▸ WHAT YOU HAVE TO DO
Extract each line of the material that follows exactly and omit its pictures.

▸ RECORDS
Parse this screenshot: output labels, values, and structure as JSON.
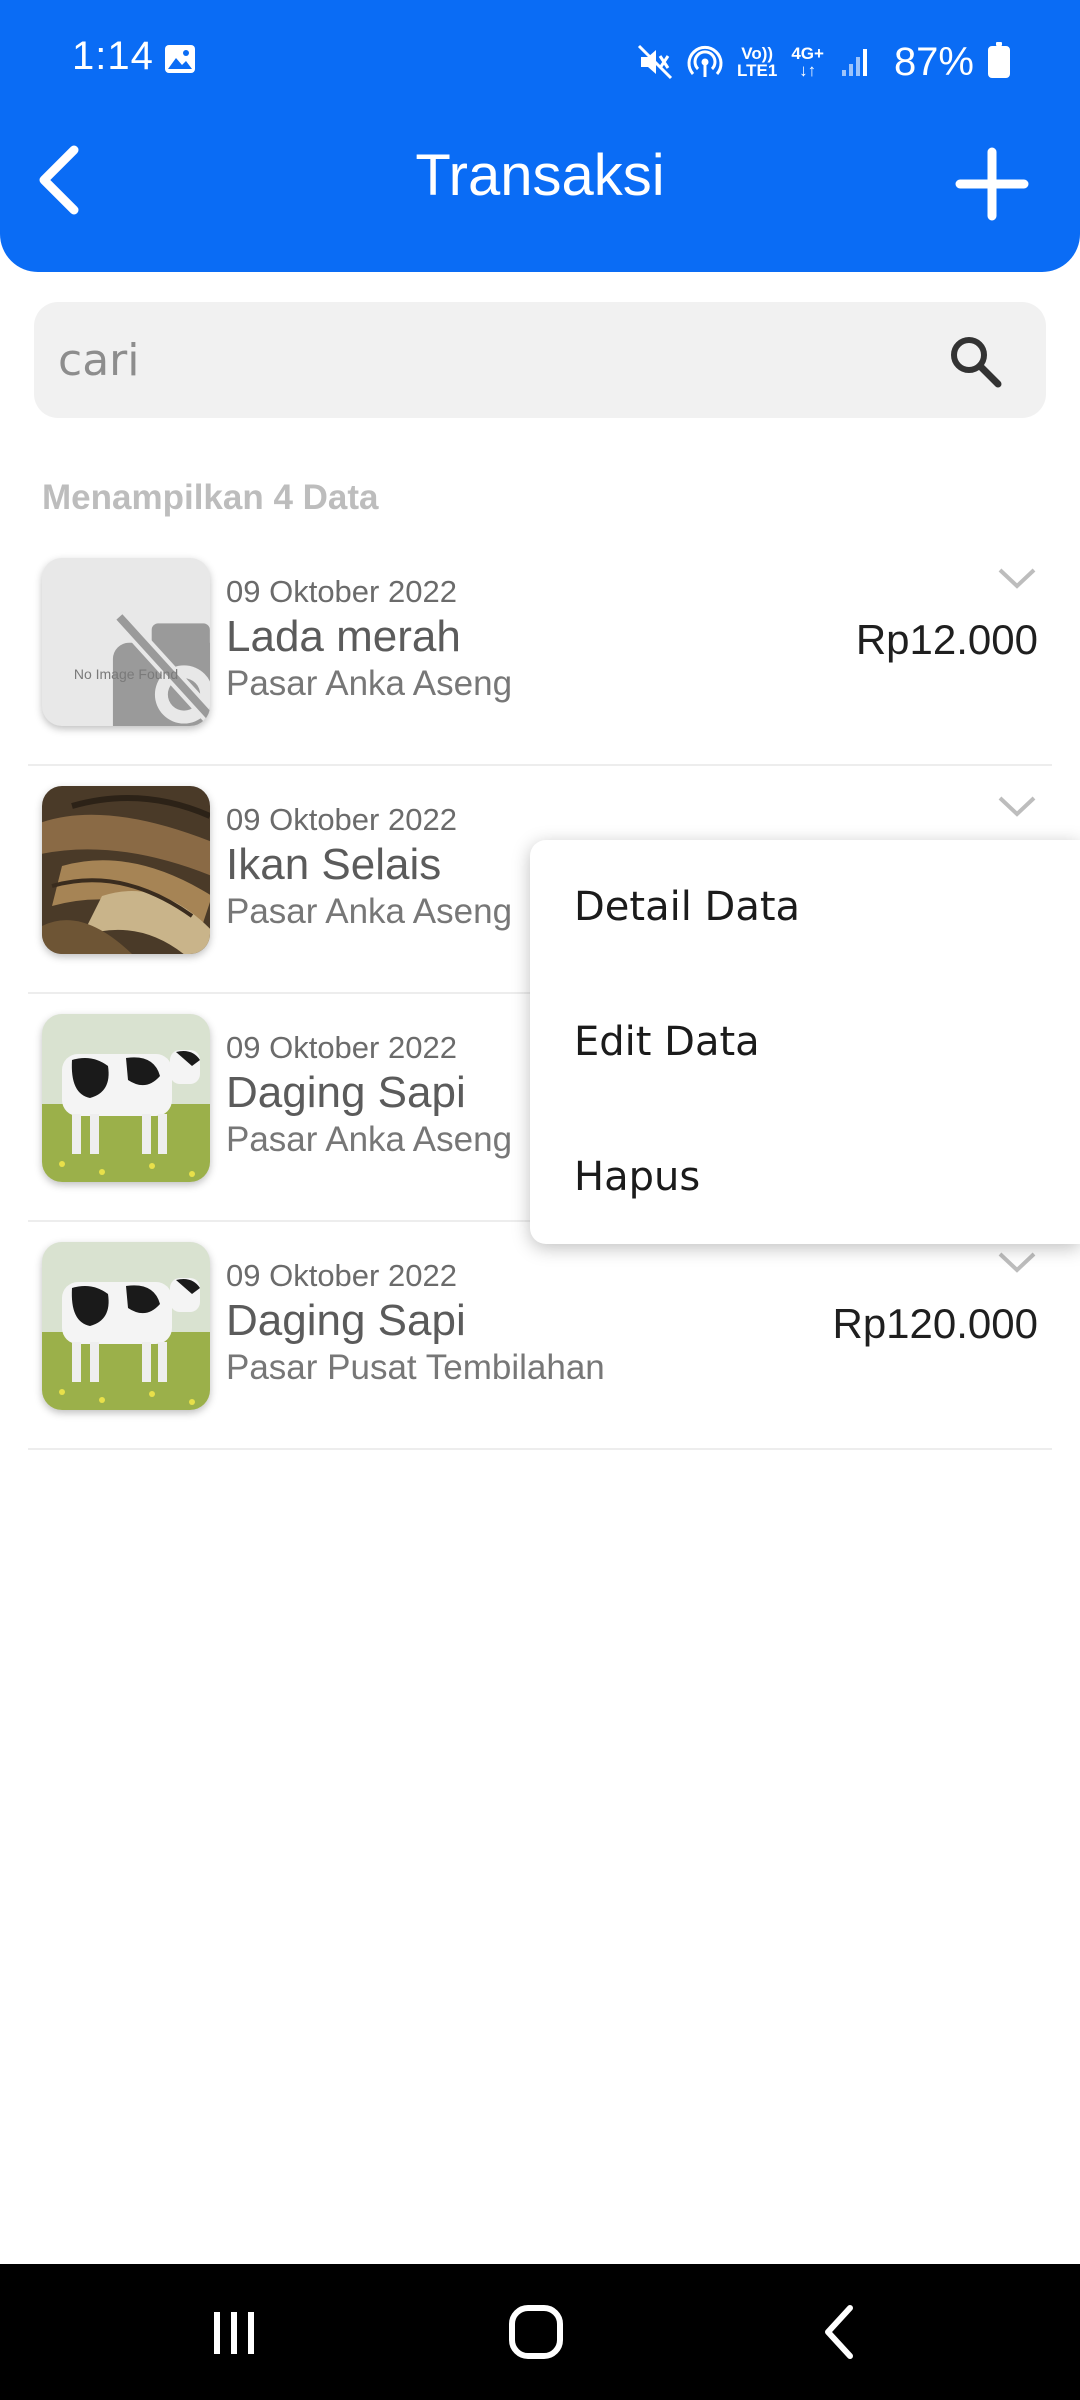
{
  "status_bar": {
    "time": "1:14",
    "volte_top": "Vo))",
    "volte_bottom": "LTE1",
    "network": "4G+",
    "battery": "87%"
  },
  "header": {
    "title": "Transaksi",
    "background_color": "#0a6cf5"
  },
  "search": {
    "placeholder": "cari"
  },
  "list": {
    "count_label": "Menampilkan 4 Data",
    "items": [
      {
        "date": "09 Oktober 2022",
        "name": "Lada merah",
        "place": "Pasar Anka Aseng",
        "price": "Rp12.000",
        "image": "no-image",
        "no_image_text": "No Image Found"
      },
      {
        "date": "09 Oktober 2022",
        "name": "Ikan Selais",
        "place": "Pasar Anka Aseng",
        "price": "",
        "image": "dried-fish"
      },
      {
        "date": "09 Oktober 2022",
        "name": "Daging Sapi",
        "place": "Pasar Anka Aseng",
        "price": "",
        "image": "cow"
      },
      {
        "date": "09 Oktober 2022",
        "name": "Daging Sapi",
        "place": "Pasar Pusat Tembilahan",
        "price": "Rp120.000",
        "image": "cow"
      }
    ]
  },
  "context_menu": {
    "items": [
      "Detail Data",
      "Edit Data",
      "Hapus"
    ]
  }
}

▸ TASK RESPONSE
Parse this screenshot: output labels, values, and structure as JSON.
{
  "status_bar": {
    "time": "1:14",
    "volte_top": "Vo))",
    "volte_bottom": "LTE1",
    "network": "4G+",
    "battery": "87%"
  },
  "header": {
    "title": "Transaksi",
    "background_color": "#0a6cf5"
  },
  "search": {
    "placeholder": "cari"
  },
  "list": {
    "count_label": "Menampilkan 4 Data",
    "items": [
      {
        "date": "09 Oktober 2022",
        "name": "Lada merah",
        "place": "Pasar Anka Aseng",
        "price": "Rp12.000",
        "image": "no-image",
        "no_image_text": "No Image Found"
      },
      {
        "date": "09 Oktober 2022",
        "name": "Ikan Selais",
        "place": "Pasar Anka Aseng",
        "price": "",
        "image": "dried-fish"
      },
      {
        "date": "09 Oktober 2022",
        "name": "Daging Sapi",
        "place": "Pasar Anka Aseng",
        "price": "",
        "image": "cow"
      },
      {
        "date": "09 Oktober 2022",
        "name": "Daging Sapi",
        "place": "Pasar Pusat Tembilahan",
        "price": "Rp120.000",
        "image": "cow"
      }
    ]
  },
  "context_menu": {
    "items": [
      "Detail Data",
      "Edit Data",
      "Hapus"
    ]
  }
}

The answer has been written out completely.